--- START DATASET EXCERPTS ---
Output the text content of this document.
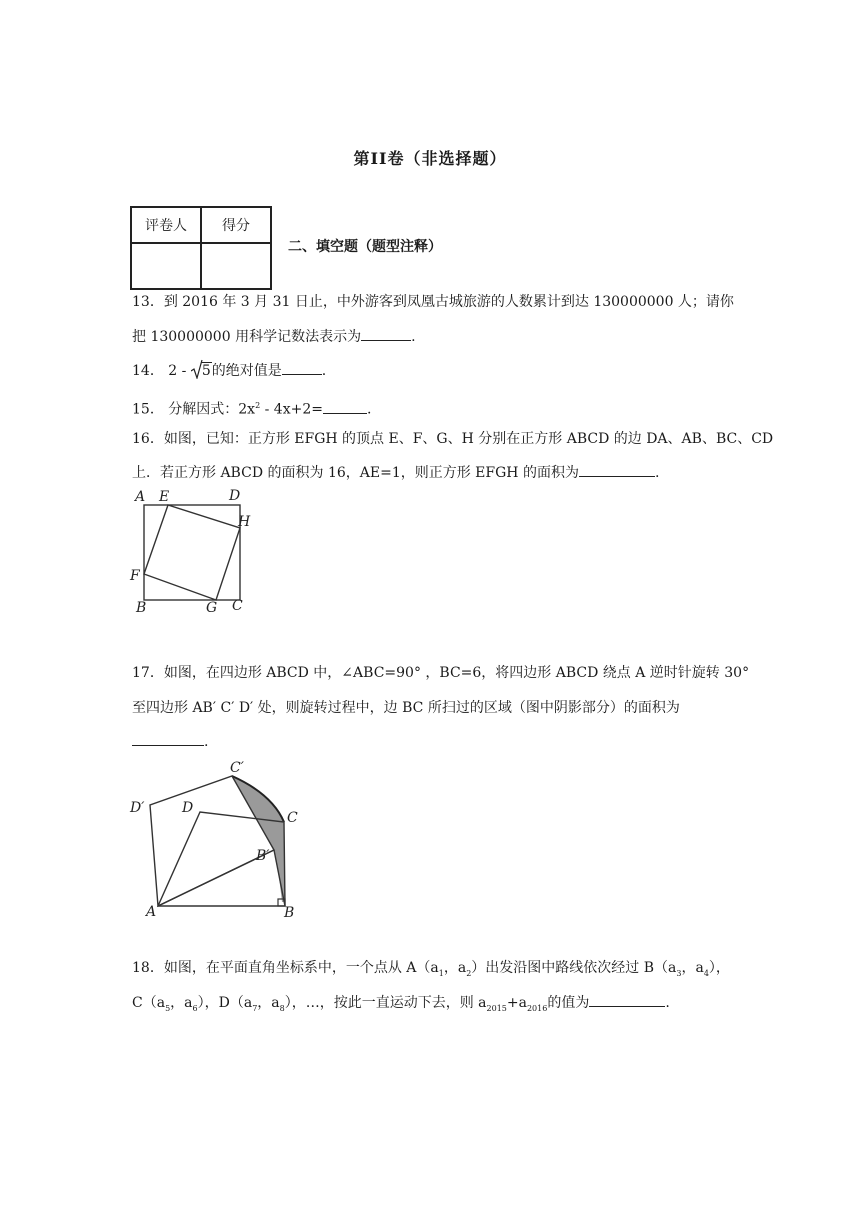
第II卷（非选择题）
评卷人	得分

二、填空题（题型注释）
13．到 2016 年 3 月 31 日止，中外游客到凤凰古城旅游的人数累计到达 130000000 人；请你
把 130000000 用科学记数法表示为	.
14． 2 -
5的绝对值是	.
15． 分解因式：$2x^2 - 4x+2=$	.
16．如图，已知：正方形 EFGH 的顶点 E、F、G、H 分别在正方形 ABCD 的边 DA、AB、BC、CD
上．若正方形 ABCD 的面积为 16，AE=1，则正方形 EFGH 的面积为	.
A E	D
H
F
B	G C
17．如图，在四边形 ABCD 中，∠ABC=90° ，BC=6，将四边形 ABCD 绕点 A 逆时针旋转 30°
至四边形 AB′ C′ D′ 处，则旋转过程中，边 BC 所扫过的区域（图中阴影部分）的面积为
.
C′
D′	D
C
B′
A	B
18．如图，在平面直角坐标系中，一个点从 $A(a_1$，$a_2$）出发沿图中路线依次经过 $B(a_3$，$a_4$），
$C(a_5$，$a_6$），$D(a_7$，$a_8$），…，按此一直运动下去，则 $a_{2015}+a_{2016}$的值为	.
--- END DATASET EXCERPTS ---
--- START DATASET EXCERPTS ---
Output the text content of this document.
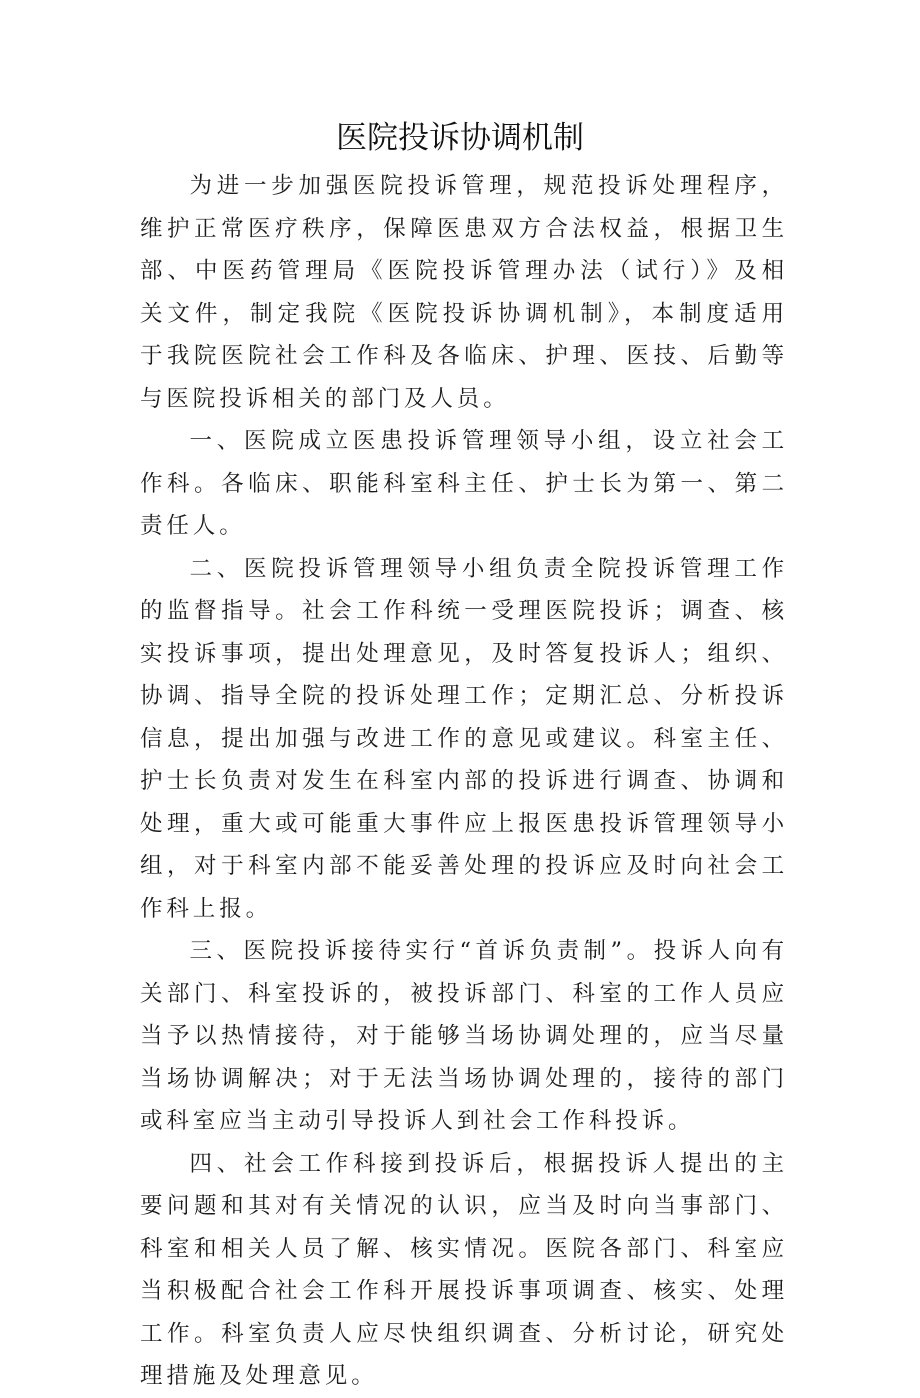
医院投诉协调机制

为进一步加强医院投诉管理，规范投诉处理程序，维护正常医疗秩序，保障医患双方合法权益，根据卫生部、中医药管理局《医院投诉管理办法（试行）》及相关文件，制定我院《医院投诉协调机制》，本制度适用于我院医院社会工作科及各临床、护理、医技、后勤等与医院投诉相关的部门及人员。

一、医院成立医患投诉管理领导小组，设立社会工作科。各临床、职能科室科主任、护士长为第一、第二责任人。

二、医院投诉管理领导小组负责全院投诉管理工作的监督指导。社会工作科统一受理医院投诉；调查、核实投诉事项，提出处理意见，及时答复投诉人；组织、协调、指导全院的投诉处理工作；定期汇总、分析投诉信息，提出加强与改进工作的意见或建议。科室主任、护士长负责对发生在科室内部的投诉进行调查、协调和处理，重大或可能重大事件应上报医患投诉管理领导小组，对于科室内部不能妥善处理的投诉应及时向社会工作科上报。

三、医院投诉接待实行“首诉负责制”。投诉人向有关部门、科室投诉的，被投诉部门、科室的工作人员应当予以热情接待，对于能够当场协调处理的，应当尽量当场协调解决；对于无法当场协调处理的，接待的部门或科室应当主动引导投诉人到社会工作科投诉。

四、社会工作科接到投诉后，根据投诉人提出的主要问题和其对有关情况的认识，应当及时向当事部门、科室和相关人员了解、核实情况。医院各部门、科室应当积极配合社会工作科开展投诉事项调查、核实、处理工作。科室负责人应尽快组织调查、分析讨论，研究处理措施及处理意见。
--- END DATASET EXCERPTS ---
--- START DATASET EXCERPTS ---
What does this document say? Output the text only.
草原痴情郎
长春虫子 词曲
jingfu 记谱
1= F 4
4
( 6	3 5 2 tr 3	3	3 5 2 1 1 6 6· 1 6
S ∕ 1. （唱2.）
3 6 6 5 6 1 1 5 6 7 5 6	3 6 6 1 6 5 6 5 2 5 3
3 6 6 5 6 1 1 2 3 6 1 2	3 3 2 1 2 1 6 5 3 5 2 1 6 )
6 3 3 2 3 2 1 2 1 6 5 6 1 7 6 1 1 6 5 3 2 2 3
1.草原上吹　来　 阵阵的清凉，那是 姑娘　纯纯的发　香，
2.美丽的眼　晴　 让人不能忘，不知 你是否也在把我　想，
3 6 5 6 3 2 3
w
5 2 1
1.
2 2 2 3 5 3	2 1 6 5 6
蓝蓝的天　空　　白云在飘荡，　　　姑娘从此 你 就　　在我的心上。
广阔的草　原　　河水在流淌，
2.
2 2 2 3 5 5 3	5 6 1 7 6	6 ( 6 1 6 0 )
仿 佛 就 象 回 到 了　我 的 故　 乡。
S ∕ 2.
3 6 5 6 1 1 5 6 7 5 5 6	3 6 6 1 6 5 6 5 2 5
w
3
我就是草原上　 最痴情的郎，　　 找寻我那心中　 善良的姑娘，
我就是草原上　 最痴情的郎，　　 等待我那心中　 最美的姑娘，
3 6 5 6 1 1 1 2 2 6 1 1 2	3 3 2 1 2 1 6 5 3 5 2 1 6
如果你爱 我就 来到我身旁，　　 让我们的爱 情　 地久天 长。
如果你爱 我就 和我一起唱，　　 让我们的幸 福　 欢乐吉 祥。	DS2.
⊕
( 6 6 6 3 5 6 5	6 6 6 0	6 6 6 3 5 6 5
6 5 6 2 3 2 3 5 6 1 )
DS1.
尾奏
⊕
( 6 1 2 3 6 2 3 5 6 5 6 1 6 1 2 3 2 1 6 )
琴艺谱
--- END DATASET EXCERPTS ---
_WHAT THE EXERCISE ASKS_
Check every line of the data, and copy the ones that contain "我就是草原上".

_ANSWER TO THE PROBLEM_
我就是草原上　 最痴情的郎，　　 找寻我那心中　 善良的姑娘，
我就是草原上　 最痴情的郎，　　 等待我那心中　 最美的姑娘，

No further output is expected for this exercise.